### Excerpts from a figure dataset

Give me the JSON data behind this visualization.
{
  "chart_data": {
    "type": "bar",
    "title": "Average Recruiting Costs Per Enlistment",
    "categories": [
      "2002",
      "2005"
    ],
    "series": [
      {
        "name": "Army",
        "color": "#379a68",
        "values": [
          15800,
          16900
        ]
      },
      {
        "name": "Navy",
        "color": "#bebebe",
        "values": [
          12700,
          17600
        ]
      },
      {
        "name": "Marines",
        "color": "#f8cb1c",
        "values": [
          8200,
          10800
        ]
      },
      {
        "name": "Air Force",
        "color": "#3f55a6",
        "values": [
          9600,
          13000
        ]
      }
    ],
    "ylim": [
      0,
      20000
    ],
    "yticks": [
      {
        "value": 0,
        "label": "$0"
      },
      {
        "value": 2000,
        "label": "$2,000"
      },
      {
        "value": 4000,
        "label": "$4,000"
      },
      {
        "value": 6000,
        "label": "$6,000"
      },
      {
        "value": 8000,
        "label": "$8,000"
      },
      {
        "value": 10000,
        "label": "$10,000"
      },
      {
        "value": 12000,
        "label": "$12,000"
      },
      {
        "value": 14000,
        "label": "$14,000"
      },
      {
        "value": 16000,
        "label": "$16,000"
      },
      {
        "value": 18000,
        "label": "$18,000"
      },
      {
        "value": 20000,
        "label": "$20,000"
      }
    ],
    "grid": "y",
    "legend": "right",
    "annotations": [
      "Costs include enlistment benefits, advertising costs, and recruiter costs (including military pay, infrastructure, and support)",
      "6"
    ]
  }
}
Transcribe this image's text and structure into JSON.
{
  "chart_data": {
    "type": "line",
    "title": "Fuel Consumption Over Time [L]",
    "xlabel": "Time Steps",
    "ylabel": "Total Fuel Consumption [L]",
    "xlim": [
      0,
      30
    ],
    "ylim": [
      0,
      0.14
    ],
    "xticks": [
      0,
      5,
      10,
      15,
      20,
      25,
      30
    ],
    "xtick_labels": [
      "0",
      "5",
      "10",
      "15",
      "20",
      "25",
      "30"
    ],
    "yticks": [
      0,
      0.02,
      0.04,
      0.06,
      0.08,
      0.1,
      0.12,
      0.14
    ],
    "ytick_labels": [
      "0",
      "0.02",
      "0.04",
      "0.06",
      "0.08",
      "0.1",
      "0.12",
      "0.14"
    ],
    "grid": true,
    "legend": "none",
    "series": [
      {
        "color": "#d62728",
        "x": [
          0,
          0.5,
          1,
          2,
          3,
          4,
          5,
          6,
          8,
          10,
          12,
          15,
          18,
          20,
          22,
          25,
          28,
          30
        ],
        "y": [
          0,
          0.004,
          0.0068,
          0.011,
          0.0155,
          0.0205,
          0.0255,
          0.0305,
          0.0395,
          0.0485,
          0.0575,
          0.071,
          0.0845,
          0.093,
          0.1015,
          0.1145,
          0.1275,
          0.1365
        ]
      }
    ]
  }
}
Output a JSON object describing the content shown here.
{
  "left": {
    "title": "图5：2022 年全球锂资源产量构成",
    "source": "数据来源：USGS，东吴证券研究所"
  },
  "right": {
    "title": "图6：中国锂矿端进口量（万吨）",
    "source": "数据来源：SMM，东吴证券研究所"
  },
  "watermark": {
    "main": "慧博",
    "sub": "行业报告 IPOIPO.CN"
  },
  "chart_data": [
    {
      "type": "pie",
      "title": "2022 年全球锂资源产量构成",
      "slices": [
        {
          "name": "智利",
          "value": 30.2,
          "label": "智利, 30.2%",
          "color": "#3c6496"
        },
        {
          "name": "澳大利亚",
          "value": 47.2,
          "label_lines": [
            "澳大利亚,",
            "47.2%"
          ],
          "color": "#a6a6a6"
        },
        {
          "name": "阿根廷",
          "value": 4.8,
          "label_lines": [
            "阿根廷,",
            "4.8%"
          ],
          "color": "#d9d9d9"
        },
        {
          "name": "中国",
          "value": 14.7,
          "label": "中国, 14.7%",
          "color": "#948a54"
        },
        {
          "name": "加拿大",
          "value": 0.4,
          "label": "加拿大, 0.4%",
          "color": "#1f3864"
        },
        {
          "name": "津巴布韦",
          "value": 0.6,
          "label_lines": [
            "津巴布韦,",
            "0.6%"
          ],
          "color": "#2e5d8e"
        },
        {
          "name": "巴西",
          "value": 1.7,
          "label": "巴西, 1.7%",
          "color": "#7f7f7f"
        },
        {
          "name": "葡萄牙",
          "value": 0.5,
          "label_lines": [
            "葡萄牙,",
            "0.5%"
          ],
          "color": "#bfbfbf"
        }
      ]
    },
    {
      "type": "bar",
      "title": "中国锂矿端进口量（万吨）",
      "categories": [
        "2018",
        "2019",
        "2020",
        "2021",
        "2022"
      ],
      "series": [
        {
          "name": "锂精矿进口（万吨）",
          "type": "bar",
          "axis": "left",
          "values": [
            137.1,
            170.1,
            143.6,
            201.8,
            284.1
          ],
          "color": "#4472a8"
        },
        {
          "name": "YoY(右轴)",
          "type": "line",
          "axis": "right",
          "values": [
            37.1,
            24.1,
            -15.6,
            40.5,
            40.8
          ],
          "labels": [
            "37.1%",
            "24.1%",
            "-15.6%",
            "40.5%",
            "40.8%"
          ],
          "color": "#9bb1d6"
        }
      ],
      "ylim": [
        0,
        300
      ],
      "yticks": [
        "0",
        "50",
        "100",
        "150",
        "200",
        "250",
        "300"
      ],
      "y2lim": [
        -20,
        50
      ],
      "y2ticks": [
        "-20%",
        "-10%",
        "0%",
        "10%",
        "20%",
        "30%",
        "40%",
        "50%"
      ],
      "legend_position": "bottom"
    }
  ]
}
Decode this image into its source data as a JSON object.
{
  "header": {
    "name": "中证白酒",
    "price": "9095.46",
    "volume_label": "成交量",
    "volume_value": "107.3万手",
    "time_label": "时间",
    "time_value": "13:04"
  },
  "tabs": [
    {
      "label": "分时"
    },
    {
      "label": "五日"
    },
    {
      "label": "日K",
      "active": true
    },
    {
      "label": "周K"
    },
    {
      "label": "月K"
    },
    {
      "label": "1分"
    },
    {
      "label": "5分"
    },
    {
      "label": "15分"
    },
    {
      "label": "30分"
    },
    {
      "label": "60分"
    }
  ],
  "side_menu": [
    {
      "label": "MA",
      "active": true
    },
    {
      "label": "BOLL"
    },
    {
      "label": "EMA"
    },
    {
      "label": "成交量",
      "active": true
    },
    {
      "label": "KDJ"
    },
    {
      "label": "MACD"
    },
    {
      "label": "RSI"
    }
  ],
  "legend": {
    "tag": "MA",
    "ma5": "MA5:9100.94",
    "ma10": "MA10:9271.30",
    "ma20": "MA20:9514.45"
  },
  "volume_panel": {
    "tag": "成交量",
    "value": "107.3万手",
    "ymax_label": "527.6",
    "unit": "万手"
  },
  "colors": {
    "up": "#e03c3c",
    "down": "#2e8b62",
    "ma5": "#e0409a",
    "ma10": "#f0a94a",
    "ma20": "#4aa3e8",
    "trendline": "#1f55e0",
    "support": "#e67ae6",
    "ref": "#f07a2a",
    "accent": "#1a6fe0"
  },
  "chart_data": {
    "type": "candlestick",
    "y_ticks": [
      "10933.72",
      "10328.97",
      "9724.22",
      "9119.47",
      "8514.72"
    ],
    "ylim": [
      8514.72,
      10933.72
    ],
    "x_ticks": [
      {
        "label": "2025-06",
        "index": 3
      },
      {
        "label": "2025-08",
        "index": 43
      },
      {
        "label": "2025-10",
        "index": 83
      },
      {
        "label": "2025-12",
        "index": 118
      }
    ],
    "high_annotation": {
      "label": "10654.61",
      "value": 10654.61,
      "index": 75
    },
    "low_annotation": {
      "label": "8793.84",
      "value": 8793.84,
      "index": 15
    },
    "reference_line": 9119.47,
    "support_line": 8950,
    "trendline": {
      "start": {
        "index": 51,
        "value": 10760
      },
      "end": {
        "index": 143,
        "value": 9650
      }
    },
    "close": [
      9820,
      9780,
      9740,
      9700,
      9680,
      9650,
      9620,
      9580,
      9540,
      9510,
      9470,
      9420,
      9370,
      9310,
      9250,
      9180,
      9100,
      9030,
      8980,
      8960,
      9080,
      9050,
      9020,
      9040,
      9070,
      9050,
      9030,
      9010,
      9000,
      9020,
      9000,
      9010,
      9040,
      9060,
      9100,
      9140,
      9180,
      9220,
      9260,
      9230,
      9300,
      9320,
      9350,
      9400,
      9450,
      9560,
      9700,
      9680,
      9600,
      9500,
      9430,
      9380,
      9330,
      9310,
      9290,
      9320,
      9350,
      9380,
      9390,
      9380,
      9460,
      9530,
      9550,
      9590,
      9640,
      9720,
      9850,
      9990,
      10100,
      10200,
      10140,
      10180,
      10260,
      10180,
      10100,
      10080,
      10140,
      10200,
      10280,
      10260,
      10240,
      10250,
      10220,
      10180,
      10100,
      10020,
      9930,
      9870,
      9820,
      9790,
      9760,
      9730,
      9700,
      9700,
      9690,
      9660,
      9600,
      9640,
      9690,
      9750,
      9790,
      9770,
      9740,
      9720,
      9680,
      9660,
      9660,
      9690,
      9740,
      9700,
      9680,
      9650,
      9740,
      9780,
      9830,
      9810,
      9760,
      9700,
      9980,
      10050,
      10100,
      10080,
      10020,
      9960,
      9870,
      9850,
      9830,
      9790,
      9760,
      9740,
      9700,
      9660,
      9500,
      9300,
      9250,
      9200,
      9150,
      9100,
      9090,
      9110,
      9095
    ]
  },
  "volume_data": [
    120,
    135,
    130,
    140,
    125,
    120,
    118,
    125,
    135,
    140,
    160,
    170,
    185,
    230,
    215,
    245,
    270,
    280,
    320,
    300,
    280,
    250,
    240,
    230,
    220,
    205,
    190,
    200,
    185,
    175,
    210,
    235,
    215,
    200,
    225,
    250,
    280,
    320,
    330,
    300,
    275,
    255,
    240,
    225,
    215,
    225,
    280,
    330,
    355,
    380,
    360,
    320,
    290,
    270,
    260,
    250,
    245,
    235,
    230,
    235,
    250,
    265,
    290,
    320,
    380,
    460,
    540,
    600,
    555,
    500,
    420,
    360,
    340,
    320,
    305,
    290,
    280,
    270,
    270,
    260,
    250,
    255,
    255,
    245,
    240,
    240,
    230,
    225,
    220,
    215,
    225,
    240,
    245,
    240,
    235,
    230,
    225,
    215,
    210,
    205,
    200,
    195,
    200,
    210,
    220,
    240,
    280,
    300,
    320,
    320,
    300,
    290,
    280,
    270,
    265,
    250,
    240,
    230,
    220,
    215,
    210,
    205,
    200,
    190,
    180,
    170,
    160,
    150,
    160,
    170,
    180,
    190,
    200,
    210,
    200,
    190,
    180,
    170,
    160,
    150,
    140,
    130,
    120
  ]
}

### TASK REQUIREMENTS
Pull every line containing the word "this" out of the entries above.

### RESPONSE TO THE TASK
Give me the JSON data behind this visualization.
Transcribe this image's text and structure into JSON.
Decode this image into its source data as a JSON object.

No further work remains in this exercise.